(Figure contents as structured data)

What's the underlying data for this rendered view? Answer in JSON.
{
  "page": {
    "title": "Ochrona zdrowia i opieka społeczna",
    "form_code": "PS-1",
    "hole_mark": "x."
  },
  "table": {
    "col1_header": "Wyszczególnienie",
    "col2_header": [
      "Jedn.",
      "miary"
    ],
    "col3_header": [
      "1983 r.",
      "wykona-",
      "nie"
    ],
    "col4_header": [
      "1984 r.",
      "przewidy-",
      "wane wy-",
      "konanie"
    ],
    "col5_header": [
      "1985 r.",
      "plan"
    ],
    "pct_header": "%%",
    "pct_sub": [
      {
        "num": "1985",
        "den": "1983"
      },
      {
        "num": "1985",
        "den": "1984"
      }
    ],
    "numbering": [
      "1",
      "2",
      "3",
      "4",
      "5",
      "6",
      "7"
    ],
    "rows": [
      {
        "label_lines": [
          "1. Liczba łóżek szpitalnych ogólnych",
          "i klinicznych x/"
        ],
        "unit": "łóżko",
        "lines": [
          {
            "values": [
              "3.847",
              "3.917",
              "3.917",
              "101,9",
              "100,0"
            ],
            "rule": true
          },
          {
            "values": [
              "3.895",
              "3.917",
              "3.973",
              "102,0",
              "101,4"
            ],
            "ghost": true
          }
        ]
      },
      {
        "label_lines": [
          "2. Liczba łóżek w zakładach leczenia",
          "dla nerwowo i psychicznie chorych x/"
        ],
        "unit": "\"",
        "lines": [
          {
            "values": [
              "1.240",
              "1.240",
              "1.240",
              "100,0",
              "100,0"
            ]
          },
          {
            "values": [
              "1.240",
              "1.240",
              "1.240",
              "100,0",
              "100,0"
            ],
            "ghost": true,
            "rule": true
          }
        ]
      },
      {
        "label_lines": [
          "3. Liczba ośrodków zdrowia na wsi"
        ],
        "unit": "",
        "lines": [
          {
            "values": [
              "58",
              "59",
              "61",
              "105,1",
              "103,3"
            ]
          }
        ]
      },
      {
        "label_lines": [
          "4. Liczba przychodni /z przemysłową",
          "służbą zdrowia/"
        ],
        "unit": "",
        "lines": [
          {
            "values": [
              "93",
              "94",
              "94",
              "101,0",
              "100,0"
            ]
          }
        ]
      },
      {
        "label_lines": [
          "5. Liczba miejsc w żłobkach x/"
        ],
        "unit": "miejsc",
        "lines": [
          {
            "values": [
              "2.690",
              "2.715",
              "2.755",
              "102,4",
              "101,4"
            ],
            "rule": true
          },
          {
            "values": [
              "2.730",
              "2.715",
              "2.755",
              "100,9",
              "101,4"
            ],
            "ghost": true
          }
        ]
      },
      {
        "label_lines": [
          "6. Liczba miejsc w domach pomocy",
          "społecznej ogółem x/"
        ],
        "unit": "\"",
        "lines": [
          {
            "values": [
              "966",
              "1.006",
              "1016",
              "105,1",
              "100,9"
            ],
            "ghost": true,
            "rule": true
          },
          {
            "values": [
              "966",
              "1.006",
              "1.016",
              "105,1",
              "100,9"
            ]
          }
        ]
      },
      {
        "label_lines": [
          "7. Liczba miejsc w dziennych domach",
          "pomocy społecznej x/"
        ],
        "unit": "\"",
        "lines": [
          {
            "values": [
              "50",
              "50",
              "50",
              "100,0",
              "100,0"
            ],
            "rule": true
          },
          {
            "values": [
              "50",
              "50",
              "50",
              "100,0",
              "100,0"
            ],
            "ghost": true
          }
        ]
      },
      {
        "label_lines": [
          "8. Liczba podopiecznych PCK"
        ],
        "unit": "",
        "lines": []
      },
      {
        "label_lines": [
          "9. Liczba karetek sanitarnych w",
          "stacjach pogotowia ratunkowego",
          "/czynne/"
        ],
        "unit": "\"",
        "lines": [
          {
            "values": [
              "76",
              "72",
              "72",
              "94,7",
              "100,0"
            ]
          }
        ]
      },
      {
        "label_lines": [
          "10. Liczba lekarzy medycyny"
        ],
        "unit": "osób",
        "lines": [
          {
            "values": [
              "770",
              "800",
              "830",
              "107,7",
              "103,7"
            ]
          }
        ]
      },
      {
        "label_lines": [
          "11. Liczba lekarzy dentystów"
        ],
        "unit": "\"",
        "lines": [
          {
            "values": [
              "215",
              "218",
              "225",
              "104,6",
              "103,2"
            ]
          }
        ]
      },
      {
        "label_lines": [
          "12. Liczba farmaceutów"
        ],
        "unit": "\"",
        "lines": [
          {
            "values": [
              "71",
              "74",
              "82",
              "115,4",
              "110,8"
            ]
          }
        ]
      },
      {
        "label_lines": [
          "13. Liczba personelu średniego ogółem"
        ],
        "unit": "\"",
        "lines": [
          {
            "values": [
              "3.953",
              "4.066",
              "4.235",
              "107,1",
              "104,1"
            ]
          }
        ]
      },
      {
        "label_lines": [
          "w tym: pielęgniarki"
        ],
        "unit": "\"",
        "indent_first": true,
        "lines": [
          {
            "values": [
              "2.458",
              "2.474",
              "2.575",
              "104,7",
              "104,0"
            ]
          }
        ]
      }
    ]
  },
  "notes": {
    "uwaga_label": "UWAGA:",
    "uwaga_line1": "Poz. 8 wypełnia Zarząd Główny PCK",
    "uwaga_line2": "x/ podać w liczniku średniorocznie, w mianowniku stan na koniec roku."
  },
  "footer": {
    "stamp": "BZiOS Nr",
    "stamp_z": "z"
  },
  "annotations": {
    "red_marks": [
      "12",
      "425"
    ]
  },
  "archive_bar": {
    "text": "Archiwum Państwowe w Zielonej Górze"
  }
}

- Task: Extract each entry in full, exactly as given.

- Exercise response:
What's the underlying data for this rendered view? Answer in JSON.
{
  "page": {
    "title": "Ochrona zdrowia i opieka społeczna",
    "form_code": "PS-1",
    "hole_mark": "x."
  },
  "table": {
    "col1_header": "Wyszczególnienie",
    "col2_header": [
      "Jedn.",
      "miary"
    ],
    "col3_header": [
      "1983 r.",
      "wykona-",
      "nie"
    ],
    "col4_header": [
      "1984 r.",
      "przewidy-",
      "wane wy-",
      "konanie"
    ],
    "col5_header": [
      "1985 r.",
      "plan"
    ],
    "pct_header": "%%",
    "pct_sub": [
      {
        "num": "1985",
        "den": "1983"
      },
      {
        "num": "1985",
        "den": "1984"
      }
    ],
    "numbering": [
      "1",
      "2",
      "3",
      "4",
      "5",
      "6",
      "7"
    ],
    "rows": [
      {
        "label_lines": [
          "1. Liczba łóżek szpitalnych ogólnych",
          "i klinicznych x/"
        ],
        "unit": "łóżko",
        "lines": [
          {
            "values": [
              "3.847",
              "3.917",
              "3.917",
              "101,9",
              "100,0"
            ],
            "rule": true
          },
          {
            "values": [
              "3.895",
              "3.917",
              "3.973",
              "102,0",
              "101,4"
            ],
            "ghost": true
          }
        ]
      },
      {
        "label_lines": [
          "2. Liczba łóżek w zakładach leczenia",
          "dla nerwowo i psychicznie chorych x/"
        ],
        "unit": "\"",
        "lines": [
          {
            "values": [
              "1.240",
              "1.240",
              "1.240",
              "100,0",
              "100,0"
            ]
          },
          {
            "values": [
              "1.240",
              "1.240",
              "1.240",
              "100,0",
              "100,0"
            ],
            "ghost": true,
            "rule": true
          }
        ]
      },
      {
        "label_lines": [
          "3. Liczba ośrodków zdrowia na wsi"
        ],
        "unit": "",
        "lines": [
          {
            "values": [
              "58",
              "59",
              "61",
              "105,1",
              "103,3"
            ]
          }
        ]
      },
      {
        "label_lines": [
          "4. Liczba przychodni /z przemysłową",
          "służbą zdrowia/"
        ],
        "unit": "",
        "lines": [
          {
            "values": [
              "93",
              "94",
              "94",
              "101,0",
              "100,0"
            ]
          }
        ]
      },
      {
        "label_lines": [
          "5. Liczba miejsc w żłobkach x/"
        ],
        "unit": "miejsc",
        "lines": [
          {
            "values": [
              "2.690",
              "2.715",
              "2.755",
              "102,4",
              "101,4"
            ],
            "rule": true
          },
          {
            "values": [
              "2.730",
              "2.715",
              "2.755",
              "100,9",
              "101,4"
            ],
            "ghost": true
          }
        ]
      },
      {
        "label_lines": [
          "6. Liczba miejsc w domach pomocy",
          "społecznej ogółem x/"
        ],
        "unit": "\"",
        "lines": [
          {
            "values": [
              "966",
              "1.006",
              "1016",
              "105,1",
              "100,9"
            ],
            "ghost": true,
            "rule": true
          },
          {
            "values": [
              "966",
              "1.006",
              "1.016",
              "105,1",
              "100,9"
            ]
          }
        ]
      },
      {
        "label_lines": [
          "7. Liczba miejsc w dziennych domach",
          "pomocy społecznej x/"
        ],
        "unit": "\"",
        "lines": [
          {
            "values": [
              "50",
              "50",
              "50",
              "100,0",
              "100,0"
            ],
            "rule": true
          },
          {
            "values": [
              "50",
              "50",
              "50",
              "100,0",
              "100,0"
            ],
            "ghost": true
          }
        ]
      },
      {
        "label_lines": [
          "8. Liczba podopiecznych PCK"
        ],
        "unit": "",
        "lines": []
      },
      {
        "label_lines": [
          "9. Liczba karetek sanitarnych w",
          "stacjach pogotowia ratunkowego",
          "/czynne/"
        ],
        "unit": "\"",
        "lines": [
          {
            "values": [
              "76",
              "72",
              "72",
              "94,7",
              "100,0"
            ]
          }
        ]
      },
      {
        "label_lines": [
          "10. Liczba lekarzy medycyny"
        ],
        "unit": "osób",
        "lines": [
          {
            "values": [
              "770",
              "800",
              "830",
              "107,7",
              "103,7"
            ]
          }
        ]
      },
      {
        "label_lines": [
          "11. Liczba lekarzy dentystów"
        ],
        "unit": "\"",
        "lines": [
          {
            "values": [
              "215",
              "218",
              "225",
              "104,6",
              "103,2"
            ]
          }
        ]
      },
      {
        "label_lines": [
          "12. Liczba farmaceutów"
        ],
        "unit": "\"",
        "lines": [
          {
            "values": [
              "71",
              "74",
              "82",
              "115,4",
              "110,8"
            ]
          }
        ]
      },
      {
        "label_lines": [
          "13. Liczba personelu średniego ogółem"
        ],
        "unit": "\"",
        "lines": [
          {
            "values": [
              "3.953",
              "4.066",
              "4.235",
              "107,1",
              "104,1"
            ]
          }
        ]
      },
      {
        "label_lines": [
          "w tym: pielęgniarki"
        ],
        "unit": "\"",
        "indent_first": true,
        "lines": [
          {
            "values": [
              "2.458",
              "2.474",
              "2.575",
              "104,7",
              "104,0"
            ]
          }
        ]
      }
    ]
  },
  "notes": {
    "uwaga_label": "UWAGA:",
    "uwaga_line1": "Poz. 8 wypełnia Zarząd Główny PCK",
    "uwaga_line2": "x/ podać w liczniku średniorocznie, w mianowniku stan na koniec roku."
  },
  "footer": {
    "stamp": "BZiOS Nr",
    "stamp_z": "z"
  },
  "annotations": {
    "red_marks": [
      "12",
      "425"
    ]
  },
  "archive_bar": {
    "text": "Archiwum Państwowe w Zielonej Górze"
  }
}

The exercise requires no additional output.